BEGIN Record excerpts

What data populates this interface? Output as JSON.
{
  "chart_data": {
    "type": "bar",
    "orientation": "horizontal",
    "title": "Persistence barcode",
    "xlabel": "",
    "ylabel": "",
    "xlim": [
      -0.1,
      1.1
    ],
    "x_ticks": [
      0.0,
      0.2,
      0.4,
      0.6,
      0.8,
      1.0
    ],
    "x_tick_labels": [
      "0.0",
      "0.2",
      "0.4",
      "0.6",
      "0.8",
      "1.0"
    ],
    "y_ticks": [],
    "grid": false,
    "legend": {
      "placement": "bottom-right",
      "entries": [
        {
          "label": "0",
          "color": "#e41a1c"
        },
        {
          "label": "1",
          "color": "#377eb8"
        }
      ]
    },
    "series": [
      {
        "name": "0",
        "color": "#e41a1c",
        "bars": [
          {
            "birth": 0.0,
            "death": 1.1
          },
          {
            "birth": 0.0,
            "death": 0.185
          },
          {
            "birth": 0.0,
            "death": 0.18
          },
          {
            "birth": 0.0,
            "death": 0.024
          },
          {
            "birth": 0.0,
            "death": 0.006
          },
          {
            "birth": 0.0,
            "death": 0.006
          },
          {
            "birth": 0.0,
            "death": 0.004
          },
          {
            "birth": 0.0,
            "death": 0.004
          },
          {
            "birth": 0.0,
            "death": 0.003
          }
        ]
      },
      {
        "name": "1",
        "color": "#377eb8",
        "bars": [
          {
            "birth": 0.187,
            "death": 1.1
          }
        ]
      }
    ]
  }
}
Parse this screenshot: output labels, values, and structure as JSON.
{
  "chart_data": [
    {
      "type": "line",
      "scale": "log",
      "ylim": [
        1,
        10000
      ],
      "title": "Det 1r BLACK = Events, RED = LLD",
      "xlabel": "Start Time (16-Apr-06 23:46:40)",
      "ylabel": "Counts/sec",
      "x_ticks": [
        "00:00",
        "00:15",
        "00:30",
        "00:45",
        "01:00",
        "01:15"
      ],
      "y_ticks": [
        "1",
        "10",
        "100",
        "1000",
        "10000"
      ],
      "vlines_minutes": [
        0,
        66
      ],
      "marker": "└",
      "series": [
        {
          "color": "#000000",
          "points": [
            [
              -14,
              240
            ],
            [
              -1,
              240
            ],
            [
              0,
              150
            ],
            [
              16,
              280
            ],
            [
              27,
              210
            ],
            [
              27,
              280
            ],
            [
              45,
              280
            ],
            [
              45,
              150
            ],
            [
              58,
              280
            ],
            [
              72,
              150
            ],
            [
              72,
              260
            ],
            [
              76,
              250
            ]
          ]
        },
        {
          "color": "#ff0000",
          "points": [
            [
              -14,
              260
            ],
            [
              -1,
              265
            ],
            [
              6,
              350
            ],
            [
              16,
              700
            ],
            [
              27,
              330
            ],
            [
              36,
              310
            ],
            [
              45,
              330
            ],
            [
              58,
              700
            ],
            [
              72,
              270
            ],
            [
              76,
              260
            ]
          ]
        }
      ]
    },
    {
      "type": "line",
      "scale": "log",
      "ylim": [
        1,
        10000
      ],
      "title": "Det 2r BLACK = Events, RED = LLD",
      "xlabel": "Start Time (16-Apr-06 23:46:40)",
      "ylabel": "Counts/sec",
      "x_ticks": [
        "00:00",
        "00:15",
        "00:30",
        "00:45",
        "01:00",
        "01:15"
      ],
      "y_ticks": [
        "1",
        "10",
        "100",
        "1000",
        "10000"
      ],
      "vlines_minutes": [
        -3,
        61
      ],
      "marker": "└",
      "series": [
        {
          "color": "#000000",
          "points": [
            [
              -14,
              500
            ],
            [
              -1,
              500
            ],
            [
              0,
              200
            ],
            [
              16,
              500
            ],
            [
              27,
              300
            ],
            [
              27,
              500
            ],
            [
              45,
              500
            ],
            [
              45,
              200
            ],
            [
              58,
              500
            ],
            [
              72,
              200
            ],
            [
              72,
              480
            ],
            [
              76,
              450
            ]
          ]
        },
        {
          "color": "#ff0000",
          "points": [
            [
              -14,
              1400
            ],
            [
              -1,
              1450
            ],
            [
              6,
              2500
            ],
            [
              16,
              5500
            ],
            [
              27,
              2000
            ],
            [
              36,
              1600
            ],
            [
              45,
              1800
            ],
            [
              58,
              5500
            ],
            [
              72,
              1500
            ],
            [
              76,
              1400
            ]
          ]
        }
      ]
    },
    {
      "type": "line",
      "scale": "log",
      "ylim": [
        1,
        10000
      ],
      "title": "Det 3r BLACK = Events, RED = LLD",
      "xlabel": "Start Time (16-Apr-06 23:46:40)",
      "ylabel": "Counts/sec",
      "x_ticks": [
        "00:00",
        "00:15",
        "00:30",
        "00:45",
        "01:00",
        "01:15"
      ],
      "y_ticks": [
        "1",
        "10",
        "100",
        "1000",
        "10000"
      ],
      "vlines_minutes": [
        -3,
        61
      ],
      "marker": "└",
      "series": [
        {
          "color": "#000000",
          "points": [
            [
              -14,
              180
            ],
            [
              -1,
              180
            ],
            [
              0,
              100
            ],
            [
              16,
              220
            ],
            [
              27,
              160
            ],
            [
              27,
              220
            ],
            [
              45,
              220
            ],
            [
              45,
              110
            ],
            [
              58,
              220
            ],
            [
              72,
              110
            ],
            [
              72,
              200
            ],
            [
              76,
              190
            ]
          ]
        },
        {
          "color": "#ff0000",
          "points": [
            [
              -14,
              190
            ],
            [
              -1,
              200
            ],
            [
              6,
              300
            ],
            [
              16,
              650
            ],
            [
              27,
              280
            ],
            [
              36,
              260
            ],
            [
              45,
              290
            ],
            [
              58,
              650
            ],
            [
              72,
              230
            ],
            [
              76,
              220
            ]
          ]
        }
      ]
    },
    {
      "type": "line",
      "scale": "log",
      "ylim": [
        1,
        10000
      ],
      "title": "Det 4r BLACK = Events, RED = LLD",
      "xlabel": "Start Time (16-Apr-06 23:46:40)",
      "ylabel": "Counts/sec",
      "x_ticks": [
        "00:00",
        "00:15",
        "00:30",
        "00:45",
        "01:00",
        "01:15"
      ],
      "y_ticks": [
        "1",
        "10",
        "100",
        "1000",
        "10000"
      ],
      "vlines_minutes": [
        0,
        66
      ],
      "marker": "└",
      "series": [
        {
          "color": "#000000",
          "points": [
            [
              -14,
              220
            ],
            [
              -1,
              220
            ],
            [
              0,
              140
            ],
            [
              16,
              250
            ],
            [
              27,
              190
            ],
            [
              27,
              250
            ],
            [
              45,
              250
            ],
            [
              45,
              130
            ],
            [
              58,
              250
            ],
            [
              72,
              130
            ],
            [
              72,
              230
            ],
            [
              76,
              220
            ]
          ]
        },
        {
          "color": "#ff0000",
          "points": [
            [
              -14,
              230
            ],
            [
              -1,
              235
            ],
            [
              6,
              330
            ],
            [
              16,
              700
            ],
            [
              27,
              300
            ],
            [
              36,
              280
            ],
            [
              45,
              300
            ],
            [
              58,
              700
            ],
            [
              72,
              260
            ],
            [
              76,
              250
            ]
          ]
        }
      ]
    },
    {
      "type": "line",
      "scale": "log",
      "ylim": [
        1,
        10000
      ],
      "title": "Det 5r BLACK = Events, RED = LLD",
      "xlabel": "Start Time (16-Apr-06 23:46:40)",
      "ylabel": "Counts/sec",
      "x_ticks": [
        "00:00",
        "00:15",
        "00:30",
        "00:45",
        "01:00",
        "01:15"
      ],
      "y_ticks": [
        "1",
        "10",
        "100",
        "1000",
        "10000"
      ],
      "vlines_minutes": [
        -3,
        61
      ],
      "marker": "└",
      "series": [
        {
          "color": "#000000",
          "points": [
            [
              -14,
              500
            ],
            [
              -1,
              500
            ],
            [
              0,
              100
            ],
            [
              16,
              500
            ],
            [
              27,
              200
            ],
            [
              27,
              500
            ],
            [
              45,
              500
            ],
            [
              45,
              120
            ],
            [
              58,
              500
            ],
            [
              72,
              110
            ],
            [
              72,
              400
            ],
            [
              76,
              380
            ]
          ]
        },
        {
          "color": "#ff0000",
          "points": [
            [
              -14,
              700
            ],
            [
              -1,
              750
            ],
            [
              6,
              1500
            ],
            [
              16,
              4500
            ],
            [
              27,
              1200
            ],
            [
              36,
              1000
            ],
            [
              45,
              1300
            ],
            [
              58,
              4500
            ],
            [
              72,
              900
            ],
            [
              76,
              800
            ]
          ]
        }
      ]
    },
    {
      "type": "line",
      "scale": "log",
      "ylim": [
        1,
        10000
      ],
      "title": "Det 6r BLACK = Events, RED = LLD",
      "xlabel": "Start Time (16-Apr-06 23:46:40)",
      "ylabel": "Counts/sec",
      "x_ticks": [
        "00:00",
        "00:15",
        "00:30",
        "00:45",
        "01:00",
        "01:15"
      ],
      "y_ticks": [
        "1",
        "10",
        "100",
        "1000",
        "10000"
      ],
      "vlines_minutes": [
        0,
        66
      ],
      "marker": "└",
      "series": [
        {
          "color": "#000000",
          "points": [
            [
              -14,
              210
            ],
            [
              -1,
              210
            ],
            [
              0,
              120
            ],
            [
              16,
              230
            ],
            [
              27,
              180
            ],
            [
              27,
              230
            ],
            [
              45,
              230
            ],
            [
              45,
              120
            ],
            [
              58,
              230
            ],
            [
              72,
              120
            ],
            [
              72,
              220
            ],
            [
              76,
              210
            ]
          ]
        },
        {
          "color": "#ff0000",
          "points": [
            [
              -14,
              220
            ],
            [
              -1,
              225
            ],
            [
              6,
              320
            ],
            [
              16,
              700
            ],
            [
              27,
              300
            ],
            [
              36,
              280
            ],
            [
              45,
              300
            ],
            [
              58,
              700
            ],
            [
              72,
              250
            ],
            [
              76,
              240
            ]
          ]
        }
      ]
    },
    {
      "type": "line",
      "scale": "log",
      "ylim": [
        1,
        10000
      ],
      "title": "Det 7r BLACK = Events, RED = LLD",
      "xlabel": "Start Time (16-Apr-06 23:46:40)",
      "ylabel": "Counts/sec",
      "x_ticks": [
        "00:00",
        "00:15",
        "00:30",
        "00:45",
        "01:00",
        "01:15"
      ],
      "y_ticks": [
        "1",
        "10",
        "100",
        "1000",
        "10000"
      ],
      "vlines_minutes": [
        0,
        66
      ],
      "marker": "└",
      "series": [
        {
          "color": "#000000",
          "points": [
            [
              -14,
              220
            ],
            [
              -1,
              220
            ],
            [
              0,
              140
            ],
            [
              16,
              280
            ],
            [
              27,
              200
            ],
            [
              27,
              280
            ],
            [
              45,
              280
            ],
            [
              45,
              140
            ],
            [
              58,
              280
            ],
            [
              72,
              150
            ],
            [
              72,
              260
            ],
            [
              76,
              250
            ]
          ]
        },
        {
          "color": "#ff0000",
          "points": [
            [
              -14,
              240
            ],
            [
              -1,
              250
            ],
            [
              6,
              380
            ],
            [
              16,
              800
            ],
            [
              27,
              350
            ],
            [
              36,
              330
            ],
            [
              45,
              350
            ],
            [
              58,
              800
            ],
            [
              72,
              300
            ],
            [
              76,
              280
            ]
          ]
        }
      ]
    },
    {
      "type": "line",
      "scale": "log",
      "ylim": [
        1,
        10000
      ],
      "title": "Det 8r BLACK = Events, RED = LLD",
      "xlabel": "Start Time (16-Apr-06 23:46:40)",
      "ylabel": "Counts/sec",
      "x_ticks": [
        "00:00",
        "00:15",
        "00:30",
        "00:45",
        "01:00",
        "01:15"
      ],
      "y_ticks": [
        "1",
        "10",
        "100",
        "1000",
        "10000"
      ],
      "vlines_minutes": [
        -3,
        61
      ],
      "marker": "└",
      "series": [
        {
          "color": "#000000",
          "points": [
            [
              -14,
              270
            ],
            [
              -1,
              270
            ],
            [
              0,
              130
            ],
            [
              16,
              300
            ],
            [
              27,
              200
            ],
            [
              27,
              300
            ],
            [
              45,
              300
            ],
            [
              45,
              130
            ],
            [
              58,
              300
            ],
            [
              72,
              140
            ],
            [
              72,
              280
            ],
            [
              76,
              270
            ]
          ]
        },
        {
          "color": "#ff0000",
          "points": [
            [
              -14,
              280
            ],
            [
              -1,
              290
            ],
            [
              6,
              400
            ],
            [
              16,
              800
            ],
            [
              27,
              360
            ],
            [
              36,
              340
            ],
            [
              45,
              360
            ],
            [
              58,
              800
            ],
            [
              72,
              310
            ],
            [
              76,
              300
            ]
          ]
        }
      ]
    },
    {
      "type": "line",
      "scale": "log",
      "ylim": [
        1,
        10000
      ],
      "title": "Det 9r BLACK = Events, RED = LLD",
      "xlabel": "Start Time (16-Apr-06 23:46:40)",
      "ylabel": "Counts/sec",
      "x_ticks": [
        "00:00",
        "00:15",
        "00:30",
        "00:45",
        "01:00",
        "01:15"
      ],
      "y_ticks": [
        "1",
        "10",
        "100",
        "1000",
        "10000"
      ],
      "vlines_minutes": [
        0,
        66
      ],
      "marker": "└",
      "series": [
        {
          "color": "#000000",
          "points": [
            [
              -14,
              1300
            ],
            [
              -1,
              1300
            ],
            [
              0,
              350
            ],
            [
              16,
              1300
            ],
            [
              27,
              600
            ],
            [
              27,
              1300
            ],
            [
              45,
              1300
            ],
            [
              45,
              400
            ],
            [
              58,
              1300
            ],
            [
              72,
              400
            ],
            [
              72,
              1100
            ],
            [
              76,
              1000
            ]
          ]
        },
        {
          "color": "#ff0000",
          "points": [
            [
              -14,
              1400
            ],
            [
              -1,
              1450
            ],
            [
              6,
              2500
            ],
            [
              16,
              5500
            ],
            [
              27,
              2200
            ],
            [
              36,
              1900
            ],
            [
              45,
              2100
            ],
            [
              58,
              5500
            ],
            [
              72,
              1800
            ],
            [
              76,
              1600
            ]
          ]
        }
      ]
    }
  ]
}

END Record excerpts

> _What is needed_:
Read the entries and show each line that mentions "title".

> _Finished answer_:
    "title": "Persistence barcode",
      "title": "Det 1r BLACK = Events, RED = LLD",
      "title": "Det 2r BLACK = Events, RED = LLD",
      "title": "Det 3r BLACK = Events, RED = LLD",
      "title": "Det 4r BLACK = Events, RED = LLD",
      "title": "Det 5r BLACK = Events, RED = LLD",
      "title": "Det 6r BLACK = Events, RED = LLD",
      "title": "Det 7r BLACK = Events, RED = LLD",
      "title": "Det 8r BLACK = Events, RED = LLD",
      "title": "Det 9r BLACK = Events, RED = LLD",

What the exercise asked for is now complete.